Supplied data>
◆ ◆ ◆ ◆

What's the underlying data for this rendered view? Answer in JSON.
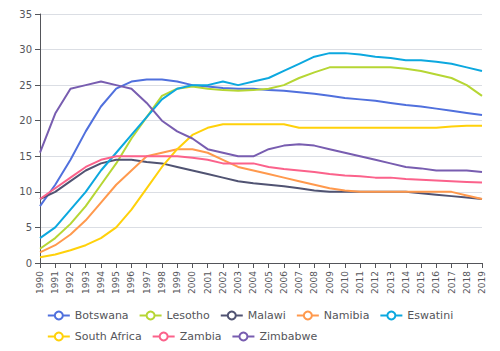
{
  "chart_data": {
    "type": "line",
    "x": [
      1990,
      1991,
      1992,
      1993,
      1994,
      1995,
      1996,
      1997,
      1998,
      1999,
      2000,
      2001,
      2002,
      2003,
      2004,
      2005,
      2006,
      2007,
      2008,
      2009,
      2010,
      2011,
      2012,
      2013,
      2014,
      2015,
      2016,
      2017,
      2018,
      2019
    ],
    "series": [
      {
        "name": "Botswana",
        "values": [
          8.0,
          11.0,
          14.5,
          18.5,
          22.0,
          24.5,
          25.5,
          25.8,
          25.8,
          25.5,
          25.0,
          24.8,
          24.6,
          24.5,
          24.5,
          24.3,
          24.2,
          24.0,
          23.8,
          23.5,
          23.2,
          23.0,
          22.8,
          22.5,
          22.2,
          22.0,
          21.7,
          21.4,
          21.1,
          20.8
        ]
      },
      {
        "name": "Lesotho",
        "values": [
          2.0,
          3.5,
          5.5,
          8.0,
          11.0,
          14.0,
          17.5,
          20.5,
          23.5,
          24.5,
          24.8,
          24.5,
          24.3,
          24.2,
          24.3,
          24.5,
          25.0,
          26.0,
          26.8,
          27.5,
          27.5,
          27.5,
          27.5,
          27.5,
          27.3,
          27.0,
          26.5,
          26.0,
          25.0,
          23.5
        ]
      },
      {
        "name": "Malawi",
        "values": [
          9.0,
          10.0,
          11.5,
          13.0,
          14.0,
          14.5,
          14.5,
          14.2,
          14.0,
          13.5,
          13.0,
          12.5,
          12.0,
          11.5,
          11.2,
          11.0,
          10.8,
          10.5,
          10.2,
          10.0,
          10.0,
          10.0,
          10.0,
          10.0,
          10.0,
          9.8,
          9.6,
          9.4,
          9.2,
          9.0
        ]
      },
      {
        "name": "Namibia",
        "values": [
          1.5,
          2.5,
          4.0,
          6.0,
          8.5,
          11.0,
          13.0,
          15.0,
          15.5,
          16.0,
          16.0,
          15.5,
          14.5,
          13.5,
          13.0,
          12.5,
          12.0,
          11.5,
          11.0,
          10.5,
          10.2,
          10.0,
          10.0,
          10.0,
          10.0,
          10.0,
          10.0,
          10.0,
          9.5,
          9.0
        ]
      },
      {
        "name": "Eswatini",
        "values": [
          3.5,
          5.0,
          7.5,
          10.0,
          13.0,
          15.5,
          18.0,
          20.5,
          23.0,
          24.5,
          25.0,
          25.0,
          25.5,
          25.0,
          25.5,
          26.0,
          27.0,
          28.0,
          29.0,
          29.5,
          29.5,
          29.3,
          29.0,
          28.8,
          28.5,
          28.5,
          28.3,
          28.0,
          27.5,
          27.0
        ]
      },
      {
        "name": "South Africa",
        "values": [
          0.8,
          1.2,
          1.8,
          2.5,
          3.5,
          5.0,
          7.5,
          10.5,
          13.5,
          16.0,
          18.0,
          19.0,
          19.5,
          19.5,
          19.5,
          19.5,
          19.5,
          19.0,
          19.0,
          19.0,
          19.0,
          19.0,
          19.0,
          19.0,
          19.0,
          19.0,
          19.0,
          19.2,
          19.3,
          19.3
        ]
      },
      {
        "name": "Zambia",
        "values": [
          9.0,
          10.5,
          12.0,
          13.5,
          14.5,
          15.0,
          15.0,
          15.0,
          15.0,
          15.0,
          14.8,
          14.5,
          14.0,
          14.0,
          14.0,
          13.5,
          13.2,
          13.0,
          12.8,
          12.5,
          12.3,
          12.2,
          12.0,
          12.0,
          11.8,
          11.7,
          11.6,
          11.5,
          11.4,
          11.3
        ]
      },
      {
        "name": "Zimbabwe",
        "values": [
          15.5,
          21.0,
          24.5,
          25.0,
          25.5,
          25.0,
          24.5,
          22.5,
          20.0,
          18.5,
          17.5,
          16.0,
          15.5,
          15.0,
          15.0,
          16.0,
          16.5,
          16.7,
          16.5,
          16.0,
          15.5,
          15.0,
          14.5,
          14.0,
          13.5,
          13.3,
          13.0,
          13.0,
          13.0,
          12.8
        ]
      }
    ],
    "xlim": [
      1990,
      2019
    ],
    "xticks": [
      1990,
      1991,
      1992,
      1993,
      1994,
      1995,
      1996,
      1997,
      1998,
      1999,
      2000,
      2001,
      2002,
      2003,
      2004,
      2005,
      2006,
      2007,
      2008,
      2009,
      2010,
      2011,
      2012,
      2013,
      2014,
      2015,
      2016,
      2017,
      2018,
      2019
    ],
    "ylim": [
      0,
      35
    ],
    "yticks": [
      0,
      5,
      10,
      15,
      20,
      25,
      30,
      35
    ],
    "grid": true,
    "legend": "bottom"
  }
}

◆ ◆ ◆ ◆

Problem to work on> Calculate how many lines of the material include the string "name", and state that number by itself.

Reply to the exercise> 8